[Stored data]
____________

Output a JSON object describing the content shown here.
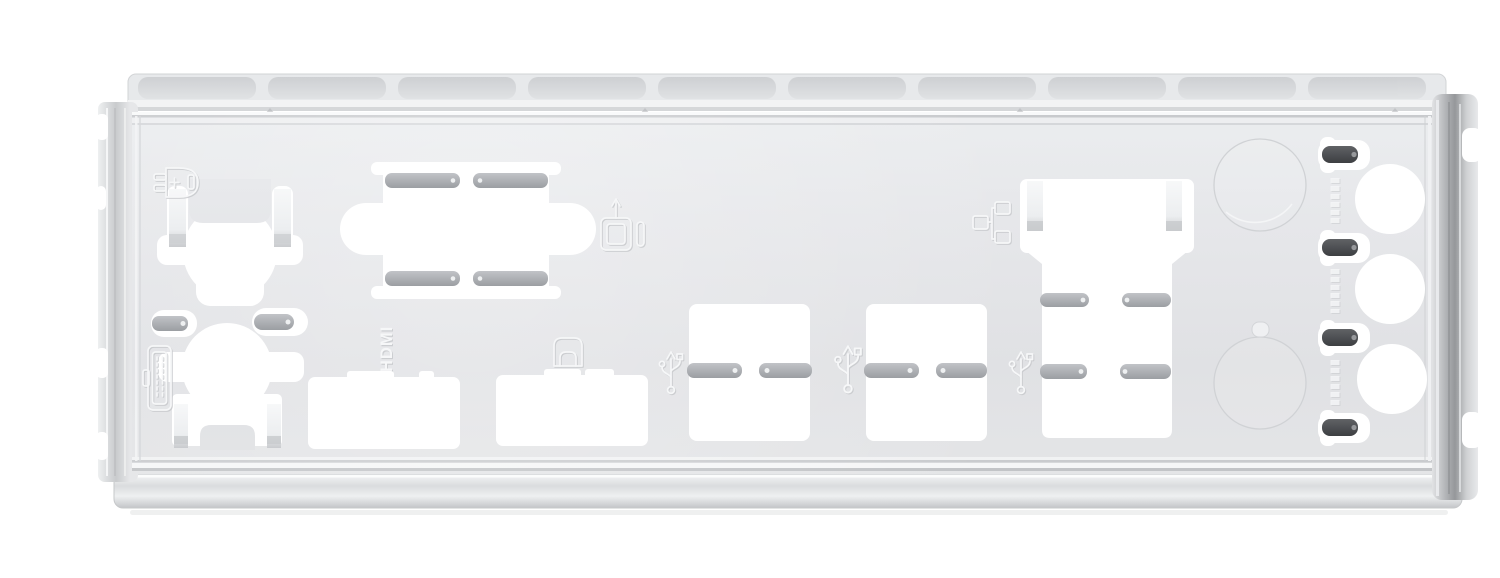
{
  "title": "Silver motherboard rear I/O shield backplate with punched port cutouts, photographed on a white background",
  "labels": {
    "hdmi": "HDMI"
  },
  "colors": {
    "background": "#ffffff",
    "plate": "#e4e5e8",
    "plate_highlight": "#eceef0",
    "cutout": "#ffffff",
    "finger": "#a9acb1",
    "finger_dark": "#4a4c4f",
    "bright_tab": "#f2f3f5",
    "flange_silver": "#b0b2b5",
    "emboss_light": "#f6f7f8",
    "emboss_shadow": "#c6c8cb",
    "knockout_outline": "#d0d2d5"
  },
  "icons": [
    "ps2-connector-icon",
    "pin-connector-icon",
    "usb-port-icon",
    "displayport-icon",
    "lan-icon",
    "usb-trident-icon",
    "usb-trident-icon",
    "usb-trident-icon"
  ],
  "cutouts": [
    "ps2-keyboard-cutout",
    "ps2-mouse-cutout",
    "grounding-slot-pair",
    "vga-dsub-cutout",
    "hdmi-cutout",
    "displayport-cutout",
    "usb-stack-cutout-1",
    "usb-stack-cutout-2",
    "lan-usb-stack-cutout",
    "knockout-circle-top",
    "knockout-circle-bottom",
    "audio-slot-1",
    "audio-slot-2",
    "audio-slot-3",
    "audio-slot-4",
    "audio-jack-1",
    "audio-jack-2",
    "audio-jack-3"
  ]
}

____________

WHAT THE TASK ASKS ▸
Reproduce every line exactly and omit all pictures.

OUTPUT OF THE EXERCISE ▸
Output a JSON object describing the content shown here.
{
  "title": "Silver motherboard rear I/O shield backplate with punched port cutouts, photographed on a white background",
  "labels": {
    "hdmi": "HDMI"
  },
  "colors": {
    "background": "#ffffff",
    "plate": "#e4e5e8",
    "plate_highlight": "#eceef0",
    "cutout": "#ffffff",
    "finger": "#a9acb1",
    "finger_dark": "#4a4c4f",
    "bright_tab": "#f2f3f5",
    "flange_silver": "#b0b2b5",
    "emboss_light": "#f6f7f8",
    "emboss_shadow": "#c6c8cb",
    "knockout_outline": "#d0d2d5"
  },
  "icons": [
    "ps2-connector-icon",
    "pin-connector-icon",
    "usb-port-icon",
    "displayport-icon",
    "lan-icon",
    "usb-trident-icon",
    "usb-trident-icon",
    "usb-trident-icon"
  ],
  "cutouts": [
    "ps2-keyboard-cutout",
    "ps2-mouse-cutout",
    "grounding-slot-pair",
    "vga-dsub-cutout",
    "hdmi-cutout",
    "displayport-cutout",
    "usb-stack-cutout-1",
    "usb-stack-cutout-2",
    "lan-usb-stack-cutout",
    "knockout-circle-top",
    "knockout-circle-bottom",
    "audio-slot-1",
    "audio-slot-2",
    "audio-slot-3",
    "audio-slot-4",
    "audio-jack-1",
    "audio-jack-2",
    "audio-jack-3"
  ]
}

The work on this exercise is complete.